Raw records:

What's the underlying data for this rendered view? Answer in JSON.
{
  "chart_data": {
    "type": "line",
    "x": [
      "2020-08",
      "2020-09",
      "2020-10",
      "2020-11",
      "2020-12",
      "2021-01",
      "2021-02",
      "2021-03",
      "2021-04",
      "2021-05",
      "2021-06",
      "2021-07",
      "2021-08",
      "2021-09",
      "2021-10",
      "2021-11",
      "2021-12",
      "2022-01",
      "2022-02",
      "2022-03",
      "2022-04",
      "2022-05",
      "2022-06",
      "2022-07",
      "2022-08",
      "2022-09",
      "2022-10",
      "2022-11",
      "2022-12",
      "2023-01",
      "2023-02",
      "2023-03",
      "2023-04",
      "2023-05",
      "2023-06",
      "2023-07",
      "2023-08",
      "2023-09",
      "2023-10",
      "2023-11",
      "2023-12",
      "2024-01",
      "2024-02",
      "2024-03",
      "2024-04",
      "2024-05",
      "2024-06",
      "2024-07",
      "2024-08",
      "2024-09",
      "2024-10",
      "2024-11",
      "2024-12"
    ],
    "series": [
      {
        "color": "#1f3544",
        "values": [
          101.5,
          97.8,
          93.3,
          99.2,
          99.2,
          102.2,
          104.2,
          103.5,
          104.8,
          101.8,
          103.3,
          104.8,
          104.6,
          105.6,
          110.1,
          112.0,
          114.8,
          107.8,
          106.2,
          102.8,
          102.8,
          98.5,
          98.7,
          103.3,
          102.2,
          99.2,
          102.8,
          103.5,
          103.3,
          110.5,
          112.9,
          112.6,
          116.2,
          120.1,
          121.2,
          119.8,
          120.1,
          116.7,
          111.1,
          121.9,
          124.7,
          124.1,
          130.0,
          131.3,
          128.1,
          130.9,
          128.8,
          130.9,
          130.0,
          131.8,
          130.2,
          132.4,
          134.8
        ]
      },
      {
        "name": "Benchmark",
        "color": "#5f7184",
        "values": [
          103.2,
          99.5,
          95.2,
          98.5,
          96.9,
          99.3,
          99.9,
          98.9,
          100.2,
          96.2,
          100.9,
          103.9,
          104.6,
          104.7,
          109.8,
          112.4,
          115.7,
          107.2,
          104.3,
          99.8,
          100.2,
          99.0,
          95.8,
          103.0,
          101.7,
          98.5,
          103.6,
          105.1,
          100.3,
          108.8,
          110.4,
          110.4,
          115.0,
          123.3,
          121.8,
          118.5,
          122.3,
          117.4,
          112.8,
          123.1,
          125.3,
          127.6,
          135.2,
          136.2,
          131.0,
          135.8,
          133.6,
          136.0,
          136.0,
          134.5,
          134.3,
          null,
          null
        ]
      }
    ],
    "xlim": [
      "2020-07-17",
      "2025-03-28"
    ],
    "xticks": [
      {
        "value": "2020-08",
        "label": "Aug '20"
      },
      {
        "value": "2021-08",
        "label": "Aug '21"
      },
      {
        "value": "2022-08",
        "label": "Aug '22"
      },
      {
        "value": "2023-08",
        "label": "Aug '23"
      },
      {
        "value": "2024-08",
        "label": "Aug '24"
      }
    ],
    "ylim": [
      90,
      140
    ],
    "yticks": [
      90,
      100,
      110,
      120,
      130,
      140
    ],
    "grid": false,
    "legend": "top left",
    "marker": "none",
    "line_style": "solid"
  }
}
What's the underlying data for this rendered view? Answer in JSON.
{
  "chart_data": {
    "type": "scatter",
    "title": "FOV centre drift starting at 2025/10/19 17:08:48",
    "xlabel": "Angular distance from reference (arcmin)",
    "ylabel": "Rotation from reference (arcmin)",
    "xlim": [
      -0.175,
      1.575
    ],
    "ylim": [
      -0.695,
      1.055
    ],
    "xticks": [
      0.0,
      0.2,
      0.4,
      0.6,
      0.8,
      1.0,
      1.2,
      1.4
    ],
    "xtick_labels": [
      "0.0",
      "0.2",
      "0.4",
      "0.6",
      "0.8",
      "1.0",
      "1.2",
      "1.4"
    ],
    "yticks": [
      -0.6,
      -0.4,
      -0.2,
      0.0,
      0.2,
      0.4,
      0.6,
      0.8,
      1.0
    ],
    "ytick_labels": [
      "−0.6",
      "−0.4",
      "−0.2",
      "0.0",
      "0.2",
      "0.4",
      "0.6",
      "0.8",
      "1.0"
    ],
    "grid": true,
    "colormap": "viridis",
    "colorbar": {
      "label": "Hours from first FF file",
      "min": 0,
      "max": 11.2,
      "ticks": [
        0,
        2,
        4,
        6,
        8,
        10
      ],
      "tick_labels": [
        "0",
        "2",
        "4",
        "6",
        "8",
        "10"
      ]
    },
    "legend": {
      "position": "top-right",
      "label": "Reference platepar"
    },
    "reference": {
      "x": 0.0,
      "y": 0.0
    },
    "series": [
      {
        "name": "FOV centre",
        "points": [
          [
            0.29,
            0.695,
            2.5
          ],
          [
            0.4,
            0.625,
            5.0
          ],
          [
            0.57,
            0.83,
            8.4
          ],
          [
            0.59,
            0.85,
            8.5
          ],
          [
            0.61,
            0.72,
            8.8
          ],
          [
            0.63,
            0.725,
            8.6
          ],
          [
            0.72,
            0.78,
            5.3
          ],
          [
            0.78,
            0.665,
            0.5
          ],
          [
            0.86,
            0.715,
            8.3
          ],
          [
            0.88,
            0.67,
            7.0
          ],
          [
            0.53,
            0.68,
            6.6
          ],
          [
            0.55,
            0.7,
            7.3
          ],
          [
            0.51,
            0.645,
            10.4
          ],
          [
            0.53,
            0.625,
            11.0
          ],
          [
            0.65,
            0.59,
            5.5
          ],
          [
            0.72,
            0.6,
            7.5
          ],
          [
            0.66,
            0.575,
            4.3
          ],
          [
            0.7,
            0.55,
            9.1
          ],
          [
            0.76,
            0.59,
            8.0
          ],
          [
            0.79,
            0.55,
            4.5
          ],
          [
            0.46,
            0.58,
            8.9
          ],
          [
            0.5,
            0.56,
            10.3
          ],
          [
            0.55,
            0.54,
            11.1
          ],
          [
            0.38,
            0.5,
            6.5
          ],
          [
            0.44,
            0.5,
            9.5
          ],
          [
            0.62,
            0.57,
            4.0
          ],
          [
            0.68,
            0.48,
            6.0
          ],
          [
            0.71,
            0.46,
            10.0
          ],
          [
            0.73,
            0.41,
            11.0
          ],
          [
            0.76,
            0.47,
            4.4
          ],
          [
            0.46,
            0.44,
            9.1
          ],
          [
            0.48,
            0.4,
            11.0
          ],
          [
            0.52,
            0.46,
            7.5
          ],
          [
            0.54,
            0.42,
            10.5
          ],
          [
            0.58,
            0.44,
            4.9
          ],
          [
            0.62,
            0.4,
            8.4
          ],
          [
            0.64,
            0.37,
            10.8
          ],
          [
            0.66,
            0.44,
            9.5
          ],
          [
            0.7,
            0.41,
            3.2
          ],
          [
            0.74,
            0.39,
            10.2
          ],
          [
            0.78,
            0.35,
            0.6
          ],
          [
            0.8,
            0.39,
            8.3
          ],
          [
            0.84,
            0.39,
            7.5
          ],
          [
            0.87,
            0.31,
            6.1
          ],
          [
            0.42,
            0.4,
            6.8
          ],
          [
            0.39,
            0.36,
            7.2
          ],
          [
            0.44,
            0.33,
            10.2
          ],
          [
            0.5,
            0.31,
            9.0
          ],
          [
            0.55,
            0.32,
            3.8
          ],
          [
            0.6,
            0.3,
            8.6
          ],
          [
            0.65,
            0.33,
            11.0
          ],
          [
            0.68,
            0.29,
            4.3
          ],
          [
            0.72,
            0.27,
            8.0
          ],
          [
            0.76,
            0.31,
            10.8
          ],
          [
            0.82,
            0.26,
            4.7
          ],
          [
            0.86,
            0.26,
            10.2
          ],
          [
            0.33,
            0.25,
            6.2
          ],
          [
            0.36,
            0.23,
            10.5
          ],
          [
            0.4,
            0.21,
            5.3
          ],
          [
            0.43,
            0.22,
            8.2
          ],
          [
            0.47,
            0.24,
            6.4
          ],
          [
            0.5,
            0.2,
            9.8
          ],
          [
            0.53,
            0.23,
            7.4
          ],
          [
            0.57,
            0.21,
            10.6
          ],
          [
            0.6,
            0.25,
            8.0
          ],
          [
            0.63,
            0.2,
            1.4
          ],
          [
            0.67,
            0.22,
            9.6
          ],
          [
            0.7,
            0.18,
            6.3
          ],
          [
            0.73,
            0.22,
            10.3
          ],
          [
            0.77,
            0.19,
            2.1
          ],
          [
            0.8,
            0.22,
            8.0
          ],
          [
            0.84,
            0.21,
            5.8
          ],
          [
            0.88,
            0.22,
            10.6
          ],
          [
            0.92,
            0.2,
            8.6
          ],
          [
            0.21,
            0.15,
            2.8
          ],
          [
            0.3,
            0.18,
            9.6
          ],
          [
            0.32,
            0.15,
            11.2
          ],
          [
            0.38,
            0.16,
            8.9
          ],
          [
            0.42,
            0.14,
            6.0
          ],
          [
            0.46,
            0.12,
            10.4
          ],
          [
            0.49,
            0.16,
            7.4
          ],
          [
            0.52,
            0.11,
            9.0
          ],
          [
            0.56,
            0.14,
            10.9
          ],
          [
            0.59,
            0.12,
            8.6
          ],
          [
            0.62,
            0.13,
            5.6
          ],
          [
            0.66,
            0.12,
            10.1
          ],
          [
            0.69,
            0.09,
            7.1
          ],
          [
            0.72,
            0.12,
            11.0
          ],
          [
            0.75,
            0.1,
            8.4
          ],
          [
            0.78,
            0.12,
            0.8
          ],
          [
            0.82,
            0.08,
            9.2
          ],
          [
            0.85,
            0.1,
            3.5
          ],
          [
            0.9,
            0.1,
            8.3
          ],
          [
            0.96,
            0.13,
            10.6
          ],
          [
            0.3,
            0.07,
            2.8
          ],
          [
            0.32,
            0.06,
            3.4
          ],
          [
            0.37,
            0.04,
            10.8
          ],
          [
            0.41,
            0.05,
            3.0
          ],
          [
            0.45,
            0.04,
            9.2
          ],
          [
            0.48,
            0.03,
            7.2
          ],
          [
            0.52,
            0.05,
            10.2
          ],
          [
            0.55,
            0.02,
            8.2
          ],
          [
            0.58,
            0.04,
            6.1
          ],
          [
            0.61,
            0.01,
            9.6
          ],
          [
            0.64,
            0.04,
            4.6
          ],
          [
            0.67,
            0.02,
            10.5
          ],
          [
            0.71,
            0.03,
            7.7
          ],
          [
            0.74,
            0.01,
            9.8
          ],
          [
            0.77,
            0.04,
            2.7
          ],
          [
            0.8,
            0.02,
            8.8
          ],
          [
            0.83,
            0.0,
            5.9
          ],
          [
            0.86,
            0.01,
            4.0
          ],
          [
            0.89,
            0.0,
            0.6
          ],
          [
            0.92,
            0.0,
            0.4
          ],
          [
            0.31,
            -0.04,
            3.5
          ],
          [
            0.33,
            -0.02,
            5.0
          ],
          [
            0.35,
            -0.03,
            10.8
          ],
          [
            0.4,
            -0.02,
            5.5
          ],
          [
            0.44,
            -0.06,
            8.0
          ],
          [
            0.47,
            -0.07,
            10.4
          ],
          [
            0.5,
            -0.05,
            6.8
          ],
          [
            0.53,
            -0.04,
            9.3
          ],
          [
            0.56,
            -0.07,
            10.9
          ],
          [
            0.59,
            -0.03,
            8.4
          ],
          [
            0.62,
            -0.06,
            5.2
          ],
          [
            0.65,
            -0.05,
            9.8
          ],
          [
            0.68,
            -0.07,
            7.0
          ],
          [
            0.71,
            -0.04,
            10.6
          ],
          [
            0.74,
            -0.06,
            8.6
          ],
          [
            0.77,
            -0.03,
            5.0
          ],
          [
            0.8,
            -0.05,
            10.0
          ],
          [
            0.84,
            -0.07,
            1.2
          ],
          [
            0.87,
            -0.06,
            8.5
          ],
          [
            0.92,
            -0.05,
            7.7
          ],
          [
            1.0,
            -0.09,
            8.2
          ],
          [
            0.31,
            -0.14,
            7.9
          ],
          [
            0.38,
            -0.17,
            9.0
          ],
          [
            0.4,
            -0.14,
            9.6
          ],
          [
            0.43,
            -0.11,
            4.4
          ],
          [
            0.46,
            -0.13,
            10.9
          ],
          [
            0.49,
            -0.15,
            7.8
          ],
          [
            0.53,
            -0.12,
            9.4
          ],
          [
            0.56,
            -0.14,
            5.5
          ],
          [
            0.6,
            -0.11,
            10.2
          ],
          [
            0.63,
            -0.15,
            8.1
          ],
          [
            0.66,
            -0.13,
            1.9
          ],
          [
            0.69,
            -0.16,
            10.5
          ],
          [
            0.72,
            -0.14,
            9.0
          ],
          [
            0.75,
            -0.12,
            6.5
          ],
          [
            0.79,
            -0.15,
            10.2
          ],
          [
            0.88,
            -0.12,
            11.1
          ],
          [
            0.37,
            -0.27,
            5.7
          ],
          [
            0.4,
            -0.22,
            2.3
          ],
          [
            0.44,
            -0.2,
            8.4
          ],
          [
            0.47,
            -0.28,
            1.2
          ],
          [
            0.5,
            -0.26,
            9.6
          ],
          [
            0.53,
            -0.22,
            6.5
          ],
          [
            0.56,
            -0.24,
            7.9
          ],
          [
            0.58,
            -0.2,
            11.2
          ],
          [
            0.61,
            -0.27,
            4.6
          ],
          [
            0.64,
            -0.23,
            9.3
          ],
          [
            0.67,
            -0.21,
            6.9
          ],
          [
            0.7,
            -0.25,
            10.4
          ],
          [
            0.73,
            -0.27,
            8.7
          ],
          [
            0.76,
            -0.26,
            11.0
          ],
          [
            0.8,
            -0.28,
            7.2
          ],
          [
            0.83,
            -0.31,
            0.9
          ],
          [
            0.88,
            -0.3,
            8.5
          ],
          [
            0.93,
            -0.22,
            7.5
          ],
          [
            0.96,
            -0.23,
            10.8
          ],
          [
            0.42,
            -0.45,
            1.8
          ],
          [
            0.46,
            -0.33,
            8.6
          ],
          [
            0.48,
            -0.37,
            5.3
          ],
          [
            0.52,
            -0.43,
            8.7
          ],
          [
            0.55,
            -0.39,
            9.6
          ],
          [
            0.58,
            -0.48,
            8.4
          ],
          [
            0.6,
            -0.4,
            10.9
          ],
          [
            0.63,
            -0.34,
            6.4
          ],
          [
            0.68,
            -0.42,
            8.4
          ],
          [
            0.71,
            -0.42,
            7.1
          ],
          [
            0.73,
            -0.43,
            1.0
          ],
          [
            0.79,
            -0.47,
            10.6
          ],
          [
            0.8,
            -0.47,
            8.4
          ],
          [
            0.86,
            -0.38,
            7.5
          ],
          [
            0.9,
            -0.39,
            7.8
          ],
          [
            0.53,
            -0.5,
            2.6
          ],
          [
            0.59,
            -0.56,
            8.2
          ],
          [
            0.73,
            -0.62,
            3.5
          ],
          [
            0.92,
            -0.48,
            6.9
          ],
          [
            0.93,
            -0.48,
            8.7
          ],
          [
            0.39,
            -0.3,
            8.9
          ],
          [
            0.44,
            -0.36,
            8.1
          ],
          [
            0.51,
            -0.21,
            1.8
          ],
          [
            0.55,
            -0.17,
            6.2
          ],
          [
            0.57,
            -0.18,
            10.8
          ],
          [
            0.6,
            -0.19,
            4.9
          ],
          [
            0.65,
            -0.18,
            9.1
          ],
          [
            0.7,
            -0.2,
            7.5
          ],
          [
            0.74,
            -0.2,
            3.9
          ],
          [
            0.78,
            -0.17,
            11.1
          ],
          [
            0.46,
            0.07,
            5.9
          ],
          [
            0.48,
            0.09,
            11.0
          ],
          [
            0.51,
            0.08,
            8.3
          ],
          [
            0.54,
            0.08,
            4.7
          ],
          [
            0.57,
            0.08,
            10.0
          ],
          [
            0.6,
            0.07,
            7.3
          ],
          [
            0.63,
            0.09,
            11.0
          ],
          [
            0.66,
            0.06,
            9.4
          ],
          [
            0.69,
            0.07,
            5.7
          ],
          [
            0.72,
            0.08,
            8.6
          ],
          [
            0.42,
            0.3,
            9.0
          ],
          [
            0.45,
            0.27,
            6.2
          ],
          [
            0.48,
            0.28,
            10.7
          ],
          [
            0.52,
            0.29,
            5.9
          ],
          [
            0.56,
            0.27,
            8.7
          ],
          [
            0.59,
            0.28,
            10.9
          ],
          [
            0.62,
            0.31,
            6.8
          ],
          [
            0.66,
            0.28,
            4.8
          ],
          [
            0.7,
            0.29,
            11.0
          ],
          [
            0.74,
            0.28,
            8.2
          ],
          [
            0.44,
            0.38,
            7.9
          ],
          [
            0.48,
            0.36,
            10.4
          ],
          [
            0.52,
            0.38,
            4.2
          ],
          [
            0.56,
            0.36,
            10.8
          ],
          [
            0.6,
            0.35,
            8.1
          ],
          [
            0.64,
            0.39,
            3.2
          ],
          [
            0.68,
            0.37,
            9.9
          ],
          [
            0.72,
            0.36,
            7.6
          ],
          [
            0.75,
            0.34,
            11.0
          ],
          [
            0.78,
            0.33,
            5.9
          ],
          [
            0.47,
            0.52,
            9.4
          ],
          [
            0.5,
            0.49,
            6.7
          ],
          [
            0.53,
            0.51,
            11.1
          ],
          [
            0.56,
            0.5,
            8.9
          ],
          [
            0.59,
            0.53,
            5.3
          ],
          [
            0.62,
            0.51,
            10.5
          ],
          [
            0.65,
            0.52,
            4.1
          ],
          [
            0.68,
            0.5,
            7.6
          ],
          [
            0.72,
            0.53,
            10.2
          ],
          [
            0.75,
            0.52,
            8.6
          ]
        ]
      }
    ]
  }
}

Prompt:
Report each line of the material above where the word "from" appears.

Reply to the exercise:
    "xlabel": "Angular distance from reference (arcmin)",
    "ylabel": "Rotation from reference (arcmin)",
      "label": "Hours from first FF file",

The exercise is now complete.